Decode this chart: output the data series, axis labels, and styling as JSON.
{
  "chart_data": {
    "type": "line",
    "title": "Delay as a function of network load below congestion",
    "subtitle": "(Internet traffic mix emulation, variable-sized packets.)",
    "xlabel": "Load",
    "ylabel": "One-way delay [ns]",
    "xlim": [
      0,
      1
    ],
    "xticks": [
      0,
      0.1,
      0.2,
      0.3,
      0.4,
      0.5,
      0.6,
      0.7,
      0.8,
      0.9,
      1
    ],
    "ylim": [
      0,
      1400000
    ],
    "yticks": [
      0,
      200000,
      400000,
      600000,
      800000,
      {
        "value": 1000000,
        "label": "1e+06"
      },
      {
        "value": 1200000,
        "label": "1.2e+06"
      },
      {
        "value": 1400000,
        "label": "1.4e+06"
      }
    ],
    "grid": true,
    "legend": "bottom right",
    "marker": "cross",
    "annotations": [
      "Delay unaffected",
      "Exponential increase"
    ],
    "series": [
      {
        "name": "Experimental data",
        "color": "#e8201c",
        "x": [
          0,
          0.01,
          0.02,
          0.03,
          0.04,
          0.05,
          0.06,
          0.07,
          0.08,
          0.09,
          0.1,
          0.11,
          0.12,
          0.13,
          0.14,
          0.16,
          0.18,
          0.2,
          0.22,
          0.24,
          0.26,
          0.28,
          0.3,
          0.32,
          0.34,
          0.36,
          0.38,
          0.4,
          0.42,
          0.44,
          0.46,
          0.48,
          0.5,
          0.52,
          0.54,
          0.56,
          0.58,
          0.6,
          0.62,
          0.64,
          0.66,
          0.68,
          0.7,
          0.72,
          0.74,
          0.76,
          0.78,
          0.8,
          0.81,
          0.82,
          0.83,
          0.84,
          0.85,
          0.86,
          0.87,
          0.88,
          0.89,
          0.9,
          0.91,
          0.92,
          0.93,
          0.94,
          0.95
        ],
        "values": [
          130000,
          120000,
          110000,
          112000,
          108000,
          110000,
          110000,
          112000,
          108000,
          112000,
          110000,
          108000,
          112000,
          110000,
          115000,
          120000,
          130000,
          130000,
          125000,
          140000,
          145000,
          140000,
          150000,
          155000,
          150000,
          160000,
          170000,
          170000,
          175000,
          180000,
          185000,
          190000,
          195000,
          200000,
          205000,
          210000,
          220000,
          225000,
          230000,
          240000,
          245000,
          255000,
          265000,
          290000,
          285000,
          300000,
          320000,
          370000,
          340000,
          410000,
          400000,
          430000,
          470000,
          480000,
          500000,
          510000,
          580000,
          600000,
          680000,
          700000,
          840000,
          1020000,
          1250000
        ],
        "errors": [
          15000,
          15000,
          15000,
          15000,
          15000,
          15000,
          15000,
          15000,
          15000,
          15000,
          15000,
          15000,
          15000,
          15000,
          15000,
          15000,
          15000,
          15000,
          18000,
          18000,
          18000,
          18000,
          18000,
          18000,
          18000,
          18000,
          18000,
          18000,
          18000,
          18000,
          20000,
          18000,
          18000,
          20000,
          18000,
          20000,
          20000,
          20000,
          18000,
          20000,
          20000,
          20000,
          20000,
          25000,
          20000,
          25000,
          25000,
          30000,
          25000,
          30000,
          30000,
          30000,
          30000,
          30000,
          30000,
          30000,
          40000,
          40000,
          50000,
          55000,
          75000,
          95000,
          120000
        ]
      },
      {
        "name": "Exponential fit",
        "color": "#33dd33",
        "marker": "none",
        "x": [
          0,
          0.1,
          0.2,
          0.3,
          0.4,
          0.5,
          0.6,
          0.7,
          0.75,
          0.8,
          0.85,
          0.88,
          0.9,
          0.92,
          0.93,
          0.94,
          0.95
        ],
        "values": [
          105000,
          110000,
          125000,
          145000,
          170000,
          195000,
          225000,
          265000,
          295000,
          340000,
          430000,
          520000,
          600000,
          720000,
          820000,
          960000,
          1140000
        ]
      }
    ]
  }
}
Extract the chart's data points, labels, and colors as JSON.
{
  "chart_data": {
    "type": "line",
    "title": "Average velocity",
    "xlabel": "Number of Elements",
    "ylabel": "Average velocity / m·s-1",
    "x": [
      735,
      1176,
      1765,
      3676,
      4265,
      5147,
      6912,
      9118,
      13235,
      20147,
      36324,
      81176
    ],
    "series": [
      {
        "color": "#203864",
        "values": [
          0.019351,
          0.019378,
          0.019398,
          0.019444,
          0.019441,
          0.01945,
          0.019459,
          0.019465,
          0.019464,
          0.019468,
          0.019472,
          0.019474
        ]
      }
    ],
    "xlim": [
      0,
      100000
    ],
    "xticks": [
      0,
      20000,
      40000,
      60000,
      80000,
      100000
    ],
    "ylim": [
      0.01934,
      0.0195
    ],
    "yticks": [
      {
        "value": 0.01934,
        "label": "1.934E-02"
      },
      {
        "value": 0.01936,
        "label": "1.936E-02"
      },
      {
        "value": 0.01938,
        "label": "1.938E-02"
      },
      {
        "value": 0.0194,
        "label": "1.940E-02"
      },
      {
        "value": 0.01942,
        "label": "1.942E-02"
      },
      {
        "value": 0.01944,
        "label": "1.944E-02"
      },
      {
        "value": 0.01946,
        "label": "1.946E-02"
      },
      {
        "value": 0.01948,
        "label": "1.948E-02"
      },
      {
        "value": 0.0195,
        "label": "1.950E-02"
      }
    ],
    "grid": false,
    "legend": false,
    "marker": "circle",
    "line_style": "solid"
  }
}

○ ○ ○

### To do
Make a verbatim copy of every entry shown above.

### Correct answer
Decode this chart: output the data series, axis labels, and styling as JSON.
{
  "chart_data": {
    "type": "line",
    "title": "Delay as a function of network load below congestion",
    "subtitle": "(Internet traffic mix emulation, variable-sized packets.)",
    "xlabel": "Load",
    "ylabel": "One-way delay [ns]",
    "xlim": [
      0,
      1
    ],
    "xticks": [
      0,
      0.1,
      0.2,
      0.3,
      0.4,
      0.5,
      0.6,
      0.7,
      0.8,
      0.9,
      1
    ],
    "ylim": [
      0,
      1400000
    ],
    "yticks": [
      0,
      200000,
      400000,
      600000,
      800000,
      {
        "value": 1000000,
        "label": "1e+06"
      },
      {
        "value": 1200000,
        "label": "1.2e+06"
      },
      {
        "value": 1400000,
        "label": "1.4e+06"
      }
    ],
    "grid": true,
    "legend": "bottom right",
    "marker": "cross",
    "annotations": [
      "Delay unaffected",
      "Exponential increase"
    ],
    "series": [
      {
        "name": "Experimental data",
        "color": "#e8201c",
        "x": [
          0,
          0.01,
          0.02,
          0.03,
          0.04,
          0.05,
          0.06,
          0.07,
          0.08,
          0.09,
          0.1,
          0.11,
          0.12,
          0.13,
          0.14,
          0.16,
          0.18,
          0.2,
          0.22,
          0.24,
          0.26,
          0.28,
          0.3,
          0.32,
          0.34,
          0.36,
          0.38,
          0.4,
          0.42,
          0.44,
          0.46,
          0.48,
          0.5,
          0.52,
          0.54,
          0.56,
          0.58,
          0.6,
          0.62,
          0.64,
          0.66,
          0.68,
          0.7,
          0.72,
          0.74,
          0.76,
          0.78,
          0.8,
          0.81,
          0.82,
          0.83,
          0.84,
          0.85,
          0.86,
          0.87,
          0.88,
          0.89,
          0.9,
          0.91,
          0.92,
          0.93,
          0.94,
          0.95
        ],
        "values": [
          130000,
          120000,
          110000,
          112000,
          108000,
          110000,
          110000,
          112000,
          108000,
          112000,
          110000,
          108000,
          112000,
          110000,
          115000,
          120000,
          130000,
          130000,
          125000,
          140000,
          145000,
          140000,
          150000,
          155000,
          150000,
          160000,
          170000,
          170000,
          175000,
          180000,
          185000,
          190000,
          195000,
          200000,
          205000,
          210000,
          220000,
          225000,
          230000,
          240000,
          245000,
          255000,
          265000,
          290000,
          285000,
          300000,
          320000,
          370000,
          340000,
          410000,
          400000,
          430000,
          470000,
          480000,
          500000,
          510000,
          580000,
          600000,
          680000,
          700000,
          840000,
          1020000,
          1250000
        ],
        "errors": [
          15000,
          15000,
          15000,
          15000,
          15000,
          15000,
          15000,
          15000,
          15000,
          15000,
          15000,
          15000,
          15000,
          15000,
          15000,
          15000,
          15000,
          15000,
          18000,
          18000,
          18000,
          18000,
          18000,
          18000,
          18000,
          18000,
          18000,
          18000,
          18000,
          18000,
          20000,
          18000,
          18000,
          20000,
          18000,
          20000,
          20000,
          20000,
          18000,
          20000,
          20000,
          20000,
          20000,
          25000,
          20000,
          25000,
          25000,
          30000,
          25000,
          30000,
          30000,
          30000,
          30000,
          30000,
          30000,
          30000,
          40000,
          40000,
          50000,
          55000,
          75000,
          95000,
          120000
        ]
      },
      {
        "name": "Exponential fit",
        "color": "#33dd33",
        "marker": "none",
        "x": [
          0,
          0.1,
          0.2,
          0.3,
          0.4,
          0.5,
          0.6,
          0.7,
          0.75,
          0.8,
          0.85,
          0.88,
          0.9,
          0.92,
          0.93,
          0.94,
          0.95
        ],
        "values": [
          105000,
          110000,
          125000,
          145000,
          170000,
          195000,
          225000,
          265000,
          295000,
          340000,
          430000,
          520000,
          600000,
          720000,
          820000,
          960000,
          1140000
        ]
      }
    ]
  }
}
Extract the chart's data points, labels, and colors as JSON.
{
  "chart_data": {
    "type": "line",
    "title": "Average velocity",
    "xlabel": "Number of Elements",
    "ylabel": "Average velocity / m·s-1",
    "x": [
      735,
      1176,
      1765,
      3676,
      4265,
      5147,
      6912,
      9118,
      13235,
      20147,
      36324,
      81176
    ],
    "series": [
      {
        "color": "#203864",
        "values": [
          0.019351,
          0.019378,
          0.019398,
          0.019444,
          0.019441,
          0.01945,
          0.019459,
          0.019465,
          0.019464,
          0.019468,
          0.019472,
          0.019474
        ]
      }
    ],
    "xlim": [
      0,
      100000
    ],
    "xticks": [
      0,
      20000,
      40000,
      60000,
      80000,
      100000
    ],
    "ylim": [
      0.01934,
      0.0195
    ],
    "yticks": [
      {
        "value": 0.01934,
        "label": "1.934E-02"
      },
      {
        "value": 0.01936,
        "label": "1.936E-02"
      },
      {
        "value": 0.01938,
        "label": "1.938E-02"
      },
      {
        "value": 0.0194,
        "label": "1.940E-02"
      },
      {
        "value": 0.01942,
        "label": "1.942E-02"
      },
      {
        "value": 0.01944,
        "label": "1.944E-02"
      },
      {
        "value": 0.01946,
        "label": "1.946E-02"
      },
      {
        "value": 0.01948,
        "label": "1.948E-02"
      },
      {
        "value": 0.0195,
        "label": "1.950E-02"
      }
    ],
    "grid": false,
    "legend": false,
    "marker": "circle",
    "line_style": "solid"
  }
}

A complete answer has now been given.